(begin)

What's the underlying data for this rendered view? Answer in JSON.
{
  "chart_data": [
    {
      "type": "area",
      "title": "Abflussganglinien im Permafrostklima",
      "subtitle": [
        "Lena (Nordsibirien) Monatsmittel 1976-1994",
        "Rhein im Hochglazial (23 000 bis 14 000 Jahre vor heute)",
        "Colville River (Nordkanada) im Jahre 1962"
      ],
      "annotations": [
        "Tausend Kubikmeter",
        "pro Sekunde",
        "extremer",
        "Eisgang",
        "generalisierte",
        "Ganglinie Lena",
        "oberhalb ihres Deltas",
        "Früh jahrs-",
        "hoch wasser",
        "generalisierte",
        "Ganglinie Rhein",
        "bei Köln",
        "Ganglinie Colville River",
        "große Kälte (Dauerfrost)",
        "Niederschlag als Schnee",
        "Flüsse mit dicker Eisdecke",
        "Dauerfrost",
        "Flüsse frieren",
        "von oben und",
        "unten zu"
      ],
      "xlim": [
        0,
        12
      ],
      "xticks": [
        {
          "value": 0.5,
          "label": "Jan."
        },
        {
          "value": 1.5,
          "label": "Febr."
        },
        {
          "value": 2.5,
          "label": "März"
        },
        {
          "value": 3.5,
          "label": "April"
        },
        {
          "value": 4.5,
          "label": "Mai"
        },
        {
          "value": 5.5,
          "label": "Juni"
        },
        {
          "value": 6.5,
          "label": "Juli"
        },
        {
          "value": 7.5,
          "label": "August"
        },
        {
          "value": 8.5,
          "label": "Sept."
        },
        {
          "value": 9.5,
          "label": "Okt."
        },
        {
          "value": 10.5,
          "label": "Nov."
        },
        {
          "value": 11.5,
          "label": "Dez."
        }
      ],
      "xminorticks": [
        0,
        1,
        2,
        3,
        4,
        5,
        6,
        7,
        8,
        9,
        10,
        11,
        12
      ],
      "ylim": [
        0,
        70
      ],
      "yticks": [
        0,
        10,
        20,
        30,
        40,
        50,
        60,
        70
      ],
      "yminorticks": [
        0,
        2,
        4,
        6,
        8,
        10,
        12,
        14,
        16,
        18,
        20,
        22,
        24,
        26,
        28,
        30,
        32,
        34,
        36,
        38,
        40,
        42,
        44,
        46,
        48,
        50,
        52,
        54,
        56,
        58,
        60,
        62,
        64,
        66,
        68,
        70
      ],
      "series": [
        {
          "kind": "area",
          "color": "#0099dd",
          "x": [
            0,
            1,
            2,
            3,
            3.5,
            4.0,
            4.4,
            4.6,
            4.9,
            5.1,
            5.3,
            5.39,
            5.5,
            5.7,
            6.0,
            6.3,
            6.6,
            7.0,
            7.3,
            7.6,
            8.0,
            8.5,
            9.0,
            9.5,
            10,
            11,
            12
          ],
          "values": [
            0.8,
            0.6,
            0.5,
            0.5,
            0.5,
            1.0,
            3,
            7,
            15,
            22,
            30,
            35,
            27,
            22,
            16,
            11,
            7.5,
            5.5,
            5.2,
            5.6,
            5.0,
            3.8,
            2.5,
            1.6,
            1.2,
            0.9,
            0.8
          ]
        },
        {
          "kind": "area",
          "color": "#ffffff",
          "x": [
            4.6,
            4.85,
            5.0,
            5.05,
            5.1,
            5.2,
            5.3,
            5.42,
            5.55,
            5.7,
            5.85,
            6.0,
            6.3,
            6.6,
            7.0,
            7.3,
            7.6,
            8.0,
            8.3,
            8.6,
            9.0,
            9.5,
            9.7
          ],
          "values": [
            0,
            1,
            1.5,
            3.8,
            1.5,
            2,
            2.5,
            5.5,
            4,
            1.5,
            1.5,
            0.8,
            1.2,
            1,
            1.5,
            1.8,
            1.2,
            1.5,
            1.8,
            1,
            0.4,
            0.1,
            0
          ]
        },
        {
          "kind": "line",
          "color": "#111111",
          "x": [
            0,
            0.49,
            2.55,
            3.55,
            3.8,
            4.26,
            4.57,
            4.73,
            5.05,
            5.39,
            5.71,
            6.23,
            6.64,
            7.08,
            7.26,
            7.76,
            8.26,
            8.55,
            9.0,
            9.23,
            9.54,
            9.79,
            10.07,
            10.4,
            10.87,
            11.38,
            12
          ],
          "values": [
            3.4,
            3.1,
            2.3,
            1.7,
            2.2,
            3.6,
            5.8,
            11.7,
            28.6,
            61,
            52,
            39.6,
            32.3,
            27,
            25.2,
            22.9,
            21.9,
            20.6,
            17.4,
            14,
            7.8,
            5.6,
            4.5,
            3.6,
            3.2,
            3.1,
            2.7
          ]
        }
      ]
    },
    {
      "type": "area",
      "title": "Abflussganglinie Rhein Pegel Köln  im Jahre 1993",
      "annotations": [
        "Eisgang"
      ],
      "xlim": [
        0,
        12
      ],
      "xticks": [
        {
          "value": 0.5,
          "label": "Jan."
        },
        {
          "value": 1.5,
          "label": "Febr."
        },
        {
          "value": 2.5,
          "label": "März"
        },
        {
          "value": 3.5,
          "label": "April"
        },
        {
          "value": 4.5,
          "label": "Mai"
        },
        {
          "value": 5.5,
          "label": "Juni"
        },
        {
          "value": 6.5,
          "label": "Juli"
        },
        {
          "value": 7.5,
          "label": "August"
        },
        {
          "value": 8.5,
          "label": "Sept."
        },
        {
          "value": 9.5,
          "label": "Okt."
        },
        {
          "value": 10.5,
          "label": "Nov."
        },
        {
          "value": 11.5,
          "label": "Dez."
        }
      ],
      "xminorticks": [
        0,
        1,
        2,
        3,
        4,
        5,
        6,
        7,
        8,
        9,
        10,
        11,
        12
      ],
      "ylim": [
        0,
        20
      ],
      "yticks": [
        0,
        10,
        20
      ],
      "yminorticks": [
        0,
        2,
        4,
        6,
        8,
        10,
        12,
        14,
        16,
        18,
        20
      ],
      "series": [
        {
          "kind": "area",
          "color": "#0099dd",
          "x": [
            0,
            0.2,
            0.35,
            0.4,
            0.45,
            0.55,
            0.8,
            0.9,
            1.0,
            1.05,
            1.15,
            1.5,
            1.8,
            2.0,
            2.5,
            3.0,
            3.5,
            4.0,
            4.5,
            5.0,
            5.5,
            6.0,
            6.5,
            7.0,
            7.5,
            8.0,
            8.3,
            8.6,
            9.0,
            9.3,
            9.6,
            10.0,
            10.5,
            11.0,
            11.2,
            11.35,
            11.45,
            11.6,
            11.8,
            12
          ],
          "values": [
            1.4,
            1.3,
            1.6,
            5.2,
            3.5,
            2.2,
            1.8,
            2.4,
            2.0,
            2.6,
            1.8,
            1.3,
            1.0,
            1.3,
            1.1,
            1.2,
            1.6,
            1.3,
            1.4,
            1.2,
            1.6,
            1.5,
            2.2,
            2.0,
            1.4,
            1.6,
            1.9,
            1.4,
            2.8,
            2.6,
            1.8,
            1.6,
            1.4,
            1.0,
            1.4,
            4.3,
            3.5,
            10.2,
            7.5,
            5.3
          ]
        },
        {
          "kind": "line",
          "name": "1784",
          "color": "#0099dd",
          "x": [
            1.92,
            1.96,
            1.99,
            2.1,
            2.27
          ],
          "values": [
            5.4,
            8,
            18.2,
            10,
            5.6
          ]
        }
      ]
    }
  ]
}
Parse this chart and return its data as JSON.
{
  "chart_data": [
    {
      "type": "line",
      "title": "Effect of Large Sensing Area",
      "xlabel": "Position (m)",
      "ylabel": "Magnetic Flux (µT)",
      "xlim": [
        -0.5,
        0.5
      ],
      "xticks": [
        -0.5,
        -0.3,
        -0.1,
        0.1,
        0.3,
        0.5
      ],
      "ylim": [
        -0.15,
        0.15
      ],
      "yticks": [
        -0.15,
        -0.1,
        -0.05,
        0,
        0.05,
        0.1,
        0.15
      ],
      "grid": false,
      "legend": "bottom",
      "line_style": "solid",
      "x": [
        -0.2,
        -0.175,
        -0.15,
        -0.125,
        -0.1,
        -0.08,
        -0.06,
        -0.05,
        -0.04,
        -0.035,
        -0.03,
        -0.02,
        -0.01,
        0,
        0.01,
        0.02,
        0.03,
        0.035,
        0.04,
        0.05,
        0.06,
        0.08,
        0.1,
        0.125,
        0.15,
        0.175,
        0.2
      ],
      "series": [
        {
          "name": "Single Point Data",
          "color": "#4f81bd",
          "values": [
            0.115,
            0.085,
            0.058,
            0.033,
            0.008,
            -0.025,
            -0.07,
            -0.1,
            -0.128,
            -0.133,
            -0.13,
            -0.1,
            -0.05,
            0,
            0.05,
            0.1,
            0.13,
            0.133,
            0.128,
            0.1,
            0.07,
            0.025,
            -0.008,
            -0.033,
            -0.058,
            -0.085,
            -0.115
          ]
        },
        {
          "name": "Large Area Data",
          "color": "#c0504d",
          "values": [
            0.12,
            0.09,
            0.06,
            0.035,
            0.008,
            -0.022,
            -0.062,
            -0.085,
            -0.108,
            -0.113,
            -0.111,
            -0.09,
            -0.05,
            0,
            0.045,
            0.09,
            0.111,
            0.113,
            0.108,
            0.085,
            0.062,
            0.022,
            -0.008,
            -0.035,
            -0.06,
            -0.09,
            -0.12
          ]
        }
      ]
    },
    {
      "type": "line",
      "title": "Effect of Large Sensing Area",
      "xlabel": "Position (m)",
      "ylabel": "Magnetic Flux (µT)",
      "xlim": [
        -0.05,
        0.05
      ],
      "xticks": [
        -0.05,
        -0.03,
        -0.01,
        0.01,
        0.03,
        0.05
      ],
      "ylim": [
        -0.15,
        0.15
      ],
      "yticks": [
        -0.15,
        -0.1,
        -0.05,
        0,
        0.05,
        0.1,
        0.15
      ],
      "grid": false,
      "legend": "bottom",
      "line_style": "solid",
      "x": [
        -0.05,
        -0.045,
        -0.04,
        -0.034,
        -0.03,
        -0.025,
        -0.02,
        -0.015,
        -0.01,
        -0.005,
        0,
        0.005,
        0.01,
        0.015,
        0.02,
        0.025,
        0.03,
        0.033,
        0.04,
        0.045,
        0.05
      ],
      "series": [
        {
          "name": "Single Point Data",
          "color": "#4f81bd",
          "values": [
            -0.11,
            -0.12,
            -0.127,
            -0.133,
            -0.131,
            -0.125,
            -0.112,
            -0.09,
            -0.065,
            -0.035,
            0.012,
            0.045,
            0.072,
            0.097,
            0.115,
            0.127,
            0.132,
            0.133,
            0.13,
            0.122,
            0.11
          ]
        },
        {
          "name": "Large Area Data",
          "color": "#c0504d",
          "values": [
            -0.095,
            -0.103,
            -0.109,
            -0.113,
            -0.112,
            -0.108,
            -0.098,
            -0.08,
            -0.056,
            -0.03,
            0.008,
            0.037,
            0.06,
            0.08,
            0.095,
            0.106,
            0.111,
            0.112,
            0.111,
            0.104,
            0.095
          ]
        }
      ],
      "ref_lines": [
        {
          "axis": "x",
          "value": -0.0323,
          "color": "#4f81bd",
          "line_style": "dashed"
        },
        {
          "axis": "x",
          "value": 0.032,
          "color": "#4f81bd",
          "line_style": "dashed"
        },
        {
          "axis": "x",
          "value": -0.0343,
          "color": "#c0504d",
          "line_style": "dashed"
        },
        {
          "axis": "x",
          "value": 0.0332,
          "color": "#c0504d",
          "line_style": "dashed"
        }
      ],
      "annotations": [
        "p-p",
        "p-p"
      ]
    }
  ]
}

(end)

- **Problem requirements**: State the number of lines in the records that contain the string "River", and nothing more.

- **Result**: 2